**Provided information:**
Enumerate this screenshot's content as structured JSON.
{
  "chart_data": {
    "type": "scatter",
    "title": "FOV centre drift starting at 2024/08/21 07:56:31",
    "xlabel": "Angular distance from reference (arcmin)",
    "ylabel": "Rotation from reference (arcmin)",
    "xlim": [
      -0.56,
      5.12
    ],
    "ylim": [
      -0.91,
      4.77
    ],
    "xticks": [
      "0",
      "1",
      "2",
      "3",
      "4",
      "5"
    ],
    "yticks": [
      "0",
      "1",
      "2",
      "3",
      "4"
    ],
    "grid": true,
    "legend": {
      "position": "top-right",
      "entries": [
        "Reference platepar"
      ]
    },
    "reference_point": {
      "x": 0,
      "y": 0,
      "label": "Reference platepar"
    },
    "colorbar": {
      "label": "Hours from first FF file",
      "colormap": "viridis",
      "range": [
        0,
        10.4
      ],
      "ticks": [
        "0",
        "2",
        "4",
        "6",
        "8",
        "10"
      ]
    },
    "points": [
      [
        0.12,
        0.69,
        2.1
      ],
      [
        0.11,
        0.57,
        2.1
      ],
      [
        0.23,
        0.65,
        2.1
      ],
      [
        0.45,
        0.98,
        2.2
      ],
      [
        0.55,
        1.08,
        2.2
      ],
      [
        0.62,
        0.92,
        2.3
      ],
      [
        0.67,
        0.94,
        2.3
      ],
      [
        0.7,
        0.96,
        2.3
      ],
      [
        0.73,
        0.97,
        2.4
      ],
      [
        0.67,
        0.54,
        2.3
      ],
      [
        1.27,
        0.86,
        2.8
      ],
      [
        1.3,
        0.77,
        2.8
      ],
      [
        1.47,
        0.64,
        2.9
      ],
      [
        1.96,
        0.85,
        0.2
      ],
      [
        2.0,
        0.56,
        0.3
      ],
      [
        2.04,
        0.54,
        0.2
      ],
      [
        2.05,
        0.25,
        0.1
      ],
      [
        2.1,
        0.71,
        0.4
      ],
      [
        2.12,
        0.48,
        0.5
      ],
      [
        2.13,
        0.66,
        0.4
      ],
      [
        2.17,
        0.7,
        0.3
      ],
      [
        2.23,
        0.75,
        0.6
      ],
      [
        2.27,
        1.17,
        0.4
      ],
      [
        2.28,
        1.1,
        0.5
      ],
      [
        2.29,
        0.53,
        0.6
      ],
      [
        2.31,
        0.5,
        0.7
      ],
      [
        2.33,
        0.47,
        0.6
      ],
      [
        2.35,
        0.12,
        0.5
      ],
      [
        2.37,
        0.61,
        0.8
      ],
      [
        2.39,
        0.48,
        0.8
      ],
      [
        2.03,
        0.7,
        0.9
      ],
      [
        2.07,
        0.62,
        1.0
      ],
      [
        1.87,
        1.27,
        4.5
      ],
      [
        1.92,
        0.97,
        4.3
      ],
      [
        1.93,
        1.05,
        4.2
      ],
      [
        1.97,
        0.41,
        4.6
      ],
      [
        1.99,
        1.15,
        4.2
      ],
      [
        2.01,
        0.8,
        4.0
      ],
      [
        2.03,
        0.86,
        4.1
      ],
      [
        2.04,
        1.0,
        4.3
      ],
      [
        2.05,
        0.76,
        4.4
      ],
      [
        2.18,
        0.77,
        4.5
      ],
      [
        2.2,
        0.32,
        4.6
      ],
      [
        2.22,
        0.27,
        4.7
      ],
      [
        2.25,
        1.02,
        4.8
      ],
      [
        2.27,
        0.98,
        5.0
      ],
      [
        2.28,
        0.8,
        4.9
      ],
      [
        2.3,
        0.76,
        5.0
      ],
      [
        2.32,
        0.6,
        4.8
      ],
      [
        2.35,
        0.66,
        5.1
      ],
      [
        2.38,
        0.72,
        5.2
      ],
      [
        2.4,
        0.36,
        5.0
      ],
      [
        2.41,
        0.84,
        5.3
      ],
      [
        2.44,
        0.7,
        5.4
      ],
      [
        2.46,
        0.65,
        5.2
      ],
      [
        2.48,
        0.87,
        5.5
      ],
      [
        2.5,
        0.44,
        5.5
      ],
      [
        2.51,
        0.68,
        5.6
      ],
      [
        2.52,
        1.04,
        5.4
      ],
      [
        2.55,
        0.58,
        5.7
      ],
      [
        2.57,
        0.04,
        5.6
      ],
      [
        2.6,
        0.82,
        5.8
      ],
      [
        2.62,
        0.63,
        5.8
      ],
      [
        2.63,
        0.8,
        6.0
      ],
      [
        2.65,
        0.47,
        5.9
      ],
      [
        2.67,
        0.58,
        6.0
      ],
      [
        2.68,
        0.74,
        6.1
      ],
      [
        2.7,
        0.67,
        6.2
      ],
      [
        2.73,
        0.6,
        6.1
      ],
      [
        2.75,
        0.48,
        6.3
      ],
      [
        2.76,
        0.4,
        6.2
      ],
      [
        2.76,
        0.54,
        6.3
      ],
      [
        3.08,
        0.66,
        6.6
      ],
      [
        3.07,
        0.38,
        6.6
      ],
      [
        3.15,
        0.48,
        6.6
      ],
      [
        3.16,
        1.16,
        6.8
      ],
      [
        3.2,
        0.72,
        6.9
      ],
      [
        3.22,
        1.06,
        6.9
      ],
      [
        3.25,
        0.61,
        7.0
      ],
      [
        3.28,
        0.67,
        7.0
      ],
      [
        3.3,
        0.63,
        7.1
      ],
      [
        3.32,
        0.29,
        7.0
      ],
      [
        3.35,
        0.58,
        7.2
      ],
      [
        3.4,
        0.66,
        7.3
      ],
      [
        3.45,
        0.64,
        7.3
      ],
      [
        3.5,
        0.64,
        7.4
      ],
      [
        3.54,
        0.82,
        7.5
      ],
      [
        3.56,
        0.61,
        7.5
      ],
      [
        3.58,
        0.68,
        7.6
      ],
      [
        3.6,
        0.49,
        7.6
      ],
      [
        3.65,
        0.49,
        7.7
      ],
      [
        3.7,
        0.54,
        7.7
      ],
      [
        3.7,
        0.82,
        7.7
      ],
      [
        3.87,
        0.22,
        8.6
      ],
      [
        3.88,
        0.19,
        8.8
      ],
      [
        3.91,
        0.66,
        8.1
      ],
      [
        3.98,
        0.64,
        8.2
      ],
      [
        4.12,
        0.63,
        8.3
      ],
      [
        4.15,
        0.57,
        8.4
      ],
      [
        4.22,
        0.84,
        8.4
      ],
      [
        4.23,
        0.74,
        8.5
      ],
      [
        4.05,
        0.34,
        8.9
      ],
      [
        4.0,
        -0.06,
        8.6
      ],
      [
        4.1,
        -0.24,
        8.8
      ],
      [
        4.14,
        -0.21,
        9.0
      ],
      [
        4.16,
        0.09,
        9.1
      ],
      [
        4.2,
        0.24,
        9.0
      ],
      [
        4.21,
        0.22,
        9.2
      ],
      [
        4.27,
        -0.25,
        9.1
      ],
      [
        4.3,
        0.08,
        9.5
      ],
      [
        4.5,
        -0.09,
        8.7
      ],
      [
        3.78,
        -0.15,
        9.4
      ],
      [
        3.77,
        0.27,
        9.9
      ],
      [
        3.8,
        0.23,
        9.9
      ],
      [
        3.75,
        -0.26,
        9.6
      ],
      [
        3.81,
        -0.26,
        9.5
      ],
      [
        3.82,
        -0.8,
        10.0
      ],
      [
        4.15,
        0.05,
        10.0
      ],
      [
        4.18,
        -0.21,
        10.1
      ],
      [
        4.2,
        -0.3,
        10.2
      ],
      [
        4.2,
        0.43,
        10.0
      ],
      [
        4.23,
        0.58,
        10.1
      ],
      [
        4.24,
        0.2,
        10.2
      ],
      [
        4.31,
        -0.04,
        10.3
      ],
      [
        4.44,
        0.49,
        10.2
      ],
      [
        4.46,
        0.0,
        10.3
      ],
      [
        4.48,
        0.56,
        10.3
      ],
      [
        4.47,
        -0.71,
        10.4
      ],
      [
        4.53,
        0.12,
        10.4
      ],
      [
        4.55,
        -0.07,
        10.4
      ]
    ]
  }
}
* * *
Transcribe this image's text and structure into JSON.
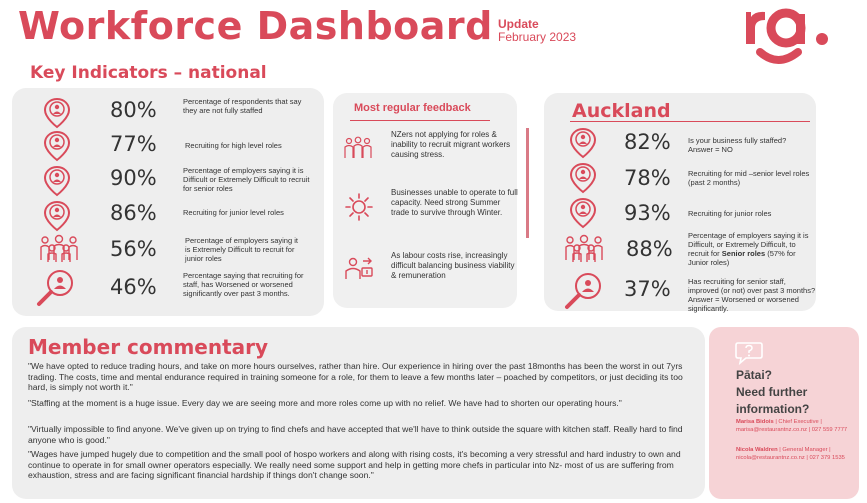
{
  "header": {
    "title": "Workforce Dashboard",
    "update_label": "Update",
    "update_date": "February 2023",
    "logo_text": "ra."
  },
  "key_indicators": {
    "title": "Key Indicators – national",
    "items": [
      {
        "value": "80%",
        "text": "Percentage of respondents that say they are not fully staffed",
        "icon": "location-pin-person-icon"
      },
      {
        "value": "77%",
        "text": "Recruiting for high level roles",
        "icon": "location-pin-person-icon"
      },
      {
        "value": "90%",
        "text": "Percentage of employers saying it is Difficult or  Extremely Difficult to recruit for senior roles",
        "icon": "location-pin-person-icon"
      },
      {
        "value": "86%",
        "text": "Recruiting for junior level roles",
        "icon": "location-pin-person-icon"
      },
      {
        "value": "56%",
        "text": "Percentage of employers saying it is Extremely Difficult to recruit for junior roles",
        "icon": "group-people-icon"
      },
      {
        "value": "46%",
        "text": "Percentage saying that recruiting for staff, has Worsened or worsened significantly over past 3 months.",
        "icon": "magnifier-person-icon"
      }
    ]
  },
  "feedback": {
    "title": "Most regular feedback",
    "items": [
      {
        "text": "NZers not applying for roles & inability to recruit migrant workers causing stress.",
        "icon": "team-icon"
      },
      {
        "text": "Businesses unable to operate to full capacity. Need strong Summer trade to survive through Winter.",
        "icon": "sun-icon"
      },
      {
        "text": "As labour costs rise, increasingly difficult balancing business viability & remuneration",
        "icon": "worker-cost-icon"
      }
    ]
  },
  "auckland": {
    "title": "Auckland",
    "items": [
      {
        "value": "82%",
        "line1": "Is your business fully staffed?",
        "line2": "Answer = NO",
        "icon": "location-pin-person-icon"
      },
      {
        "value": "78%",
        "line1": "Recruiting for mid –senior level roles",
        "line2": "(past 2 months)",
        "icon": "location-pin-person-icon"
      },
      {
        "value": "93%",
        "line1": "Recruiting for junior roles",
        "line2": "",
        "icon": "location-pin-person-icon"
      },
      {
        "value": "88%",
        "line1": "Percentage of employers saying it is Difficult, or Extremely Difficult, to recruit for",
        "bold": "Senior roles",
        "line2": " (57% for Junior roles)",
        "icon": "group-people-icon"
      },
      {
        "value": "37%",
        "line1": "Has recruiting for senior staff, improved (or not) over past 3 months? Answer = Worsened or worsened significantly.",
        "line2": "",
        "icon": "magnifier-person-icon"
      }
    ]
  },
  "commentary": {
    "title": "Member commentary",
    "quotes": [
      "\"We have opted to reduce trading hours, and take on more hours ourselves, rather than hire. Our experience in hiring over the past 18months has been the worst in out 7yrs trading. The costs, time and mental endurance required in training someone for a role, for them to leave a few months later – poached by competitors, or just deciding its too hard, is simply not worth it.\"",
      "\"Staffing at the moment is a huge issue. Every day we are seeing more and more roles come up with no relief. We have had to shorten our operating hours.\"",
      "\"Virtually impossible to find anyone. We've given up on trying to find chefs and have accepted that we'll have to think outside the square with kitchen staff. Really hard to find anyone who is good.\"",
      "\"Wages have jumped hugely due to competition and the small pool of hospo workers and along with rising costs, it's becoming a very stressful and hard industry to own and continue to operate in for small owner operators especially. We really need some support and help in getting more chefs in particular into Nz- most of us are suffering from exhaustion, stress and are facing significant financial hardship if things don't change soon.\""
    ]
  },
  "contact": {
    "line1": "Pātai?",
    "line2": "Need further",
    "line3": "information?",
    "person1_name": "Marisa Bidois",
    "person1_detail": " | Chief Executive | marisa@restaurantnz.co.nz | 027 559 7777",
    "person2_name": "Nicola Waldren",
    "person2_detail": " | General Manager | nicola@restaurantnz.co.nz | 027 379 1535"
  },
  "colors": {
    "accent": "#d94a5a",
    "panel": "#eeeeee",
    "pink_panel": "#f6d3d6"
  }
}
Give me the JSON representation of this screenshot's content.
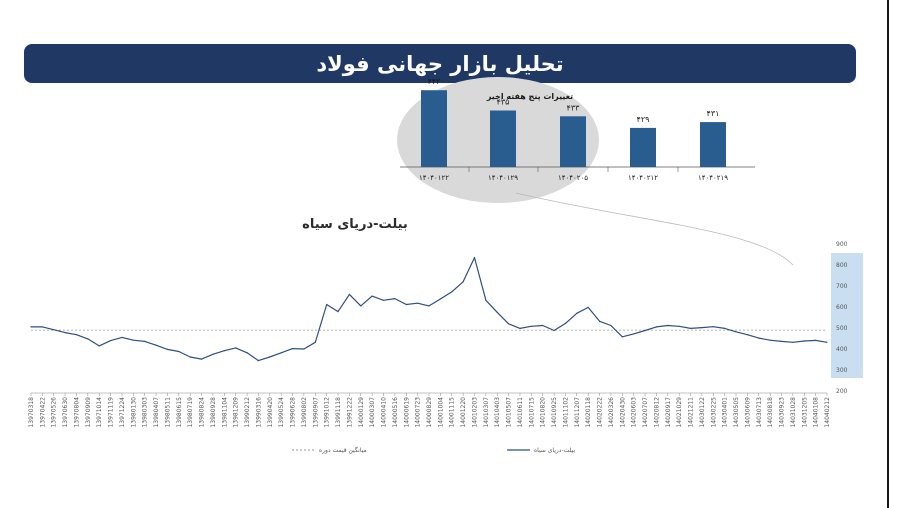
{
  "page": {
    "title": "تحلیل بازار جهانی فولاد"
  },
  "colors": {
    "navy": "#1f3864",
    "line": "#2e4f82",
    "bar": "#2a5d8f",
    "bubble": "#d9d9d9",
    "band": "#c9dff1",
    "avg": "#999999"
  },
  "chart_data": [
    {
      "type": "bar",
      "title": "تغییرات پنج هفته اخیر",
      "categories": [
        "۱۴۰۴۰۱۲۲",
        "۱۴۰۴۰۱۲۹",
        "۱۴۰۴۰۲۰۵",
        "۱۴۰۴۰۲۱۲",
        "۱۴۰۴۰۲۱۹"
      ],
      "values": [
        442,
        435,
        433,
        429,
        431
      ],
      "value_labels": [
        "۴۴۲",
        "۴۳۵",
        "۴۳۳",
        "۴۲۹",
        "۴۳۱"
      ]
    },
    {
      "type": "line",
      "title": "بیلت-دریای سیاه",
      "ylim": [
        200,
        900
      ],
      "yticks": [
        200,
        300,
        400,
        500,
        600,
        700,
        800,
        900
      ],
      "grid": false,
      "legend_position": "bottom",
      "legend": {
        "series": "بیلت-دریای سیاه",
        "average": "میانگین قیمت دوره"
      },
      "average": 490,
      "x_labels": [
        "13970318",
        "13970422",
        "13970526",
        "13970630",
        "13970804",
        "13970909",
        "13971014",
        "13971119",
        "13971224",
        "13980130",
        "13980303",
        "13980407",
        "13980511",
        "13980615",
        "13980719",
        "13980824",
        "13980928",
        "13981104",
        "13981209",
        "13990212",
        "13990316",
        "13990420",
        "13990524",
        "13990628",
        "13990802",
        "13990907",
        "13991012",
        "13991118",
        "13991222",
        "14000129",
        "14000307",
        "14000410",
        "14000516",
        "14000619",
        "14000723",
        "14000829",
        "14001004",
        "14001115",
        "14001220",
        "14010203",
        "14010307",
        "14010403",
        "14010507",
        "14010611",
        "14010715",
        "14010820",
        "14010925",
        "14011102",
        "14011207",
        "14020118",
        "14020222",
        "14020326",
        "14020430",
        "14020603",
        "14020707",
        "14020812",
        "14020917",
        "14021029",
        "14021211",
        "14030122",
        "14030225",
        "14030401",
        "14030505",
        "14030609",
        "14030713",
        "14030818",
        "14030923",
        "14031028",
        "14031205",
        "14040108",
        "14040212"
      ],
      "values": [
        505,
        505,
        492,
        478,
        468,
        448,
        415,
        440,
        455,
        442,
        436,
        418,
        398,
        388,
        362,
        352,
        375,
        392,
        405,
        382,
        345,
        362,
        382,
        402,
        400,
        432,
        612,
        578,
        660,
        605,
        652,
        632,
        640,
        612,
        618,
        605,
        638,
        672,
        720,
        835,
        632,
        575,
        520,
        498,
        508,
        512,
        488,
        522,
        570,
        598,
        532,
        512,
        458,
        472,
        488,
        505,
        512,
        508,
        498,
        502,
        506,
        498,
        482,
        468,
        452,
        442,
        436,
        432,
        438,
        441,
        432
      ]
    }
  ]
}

**Goal:**
Among the lines of the data above, count those holding "fully" and state only the number.

**In response:**
2